+++ Record extracts
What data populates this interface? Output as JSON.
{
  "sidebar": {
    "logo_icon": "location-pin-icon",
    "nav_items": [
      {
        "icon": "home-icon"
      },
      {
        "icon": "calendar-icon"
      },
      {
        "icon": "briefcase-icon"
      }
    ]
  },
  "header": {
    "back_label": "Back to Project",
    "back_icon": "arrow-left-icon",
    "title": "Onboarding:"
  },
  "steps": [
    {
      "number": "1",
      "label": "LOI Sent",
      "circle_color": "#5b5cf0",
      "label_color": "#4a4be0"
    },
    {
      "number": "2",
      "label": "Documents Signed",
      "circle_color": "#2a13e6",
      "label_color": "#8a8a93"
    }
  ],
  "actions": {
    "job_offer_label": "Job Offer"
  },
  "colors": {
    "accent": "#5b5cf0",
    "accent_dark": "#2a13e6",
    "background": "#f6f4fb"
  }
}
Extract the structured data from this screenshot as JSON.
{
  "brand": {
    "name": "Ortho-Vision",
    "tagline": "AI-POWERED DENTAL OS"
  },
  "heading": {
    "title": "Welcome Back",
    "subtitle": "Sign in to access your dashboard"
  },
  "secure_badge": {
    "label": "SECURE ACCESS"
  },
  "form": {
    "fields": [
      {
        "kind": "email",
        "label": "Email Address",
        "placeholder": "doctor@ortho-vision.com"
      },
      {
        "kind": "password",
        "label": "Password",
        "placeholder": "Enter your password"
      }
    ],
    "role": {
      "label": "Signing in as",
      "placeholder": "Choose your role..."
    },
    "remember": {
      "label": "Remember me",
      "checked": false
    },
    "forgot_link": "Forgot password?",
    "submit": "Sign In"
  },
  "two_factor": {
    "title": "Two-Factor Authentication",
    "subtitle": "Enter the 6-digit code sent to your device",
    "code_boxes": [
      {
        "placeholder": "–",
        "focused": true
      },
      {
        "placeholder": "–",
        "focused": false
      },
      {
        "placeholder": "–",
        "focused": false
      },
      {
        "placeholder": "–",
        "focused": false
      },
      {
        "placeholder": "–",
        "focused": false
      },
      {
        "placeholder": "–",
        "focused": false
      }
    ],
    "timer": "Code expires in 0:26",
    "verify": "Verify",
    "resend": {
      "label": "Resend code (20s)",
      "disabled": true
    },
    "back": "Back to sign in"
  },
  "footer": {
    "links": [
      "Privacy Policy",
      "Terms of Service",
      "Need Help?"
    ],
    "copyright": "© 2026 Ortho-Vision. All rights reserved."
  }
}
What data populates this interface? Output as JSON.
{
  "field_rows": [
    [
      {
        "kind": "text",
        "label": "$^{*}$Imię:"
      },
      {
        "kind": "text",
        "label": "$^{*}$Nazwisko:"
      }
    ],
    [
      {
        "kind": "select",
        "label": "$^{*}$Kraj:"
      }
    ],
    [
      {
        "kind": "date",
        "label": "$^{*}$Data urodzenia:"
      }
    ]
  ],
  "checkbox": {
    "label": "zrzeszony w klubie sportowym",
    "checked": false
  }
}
++++++
#### [Your instructions]
Quote the entire listing above exactly.

#### [Exercise solution]
What data populates this interface? Output as JSON.
{
  "sidebar": {
    "logo_icon": "location-pin-icon",
    "nav_items": [
      {
        "icon": "home-icon"
      },
      {
        "icon": "calendar-icon"
      },
      {
        "icon": "briefcase-icon"
      }
    ]
  },
  "header": {
    "back_label": "Back to Project",
    "back_icon": "arrow-left-icon",
    "title": "Onboarding:"
  },
  "steps": [
    {
      "number": "1",
      "label": "LOI Sent",
      "circle_color": "#5b5cf0",
      "label_color": "#4a4be0"
    },
    {
      "number": "2",
      "label": "Documents Signed",
      "circle_color": "#2a13e6",
      "label_color": "#8a8a93"
    }
  ],
  "actions": {
    "job_offer_label": "Job Offer"
  },
  "colors": {
    "accent": "#5b5cf0",
    "accent_dark": "#2a13e6",
    "background": "#f6f4fb"
  }
}
Extract the structured data from this screenshot as JSON.
{
  "brand": {
    "name": "Ortho-Vision",
    "tagline": "AI-POWERED DENTAL OS"
  },
  "heading": {
    "title": "Welcome Back",
    "subtitle": "Sign in to access your dashboard"
  },
  "secure_badge": {
    "label": "SECURE ACCESS"
  },
  "form": {
    "fields": [
      {
        "kind": "email",
        "label": "Email Address",
        "placeholder": "doctor@ortho-vision.com"
      },
      {
        "kind": "password",
        "label": "Password",
        "placeholder": "Enter your password"
      }
    ],
    "role": {
      "label": "Signing in as",
      "placeholder": "Choose your role..."
    },
    "remember": {
      "label": "Remember me",
      "checked": false
    },
    "forgot_link": "Forgot password?",
    "submit": "Sign In"
  },
  "two_factor": {
    "title": "Two-Factor Authentication",
    "subtitle": "Enter the 6-digit code sent to your device",
    "code_boxes": [
      {
        "placeholder": "–",
        "focused": true
      },
      {
        "placeholder": "–",
        "focused": false
      },
      {
        "placeholder": "–",
        "focused": false
      },
      {
        "placeholder": "–",
        "focused": false
      },
      {
        "placeholder": "–",
        "focused": false
      },
      {
        "placeholder": "–",
        "focused": false
      }
    ],
    "timer": "Code expires in 0:26",
    "verify": "Verify",
    "resend": {
      "label": "Resend code (20s)",
      "disabled": true
    },
    "back": "Back to sign in"
  },
  "footer": {
    "links": [
      "Privacy Policy",
      "Terms of Service",
      "Need Help?"
    ],
    "copyright": "© 2026 Ortho-Vision. All rights reserved."
  }
}
What data populates this interface? Output as JSON.
{
  "field_rows": [
    [
      {
        "kind": "text",
        "label": "$^{*}$Imię:"
      },
      {
        "kind": "text",
        "label": "$^{*}$Nazwisko:"
      }
    ],
    [
      {
        "kind": "select",
        "label": "$^{*}$Kraj:"
      }
    ],
    [
      {
        "kind": "date",
        "label": "$^{*}$Data urodzenia:"
      }
    ]
  ],
  "checkbox": {
    "label": "zrzeszony w klubie sportowym",
    "checked": false
  }
}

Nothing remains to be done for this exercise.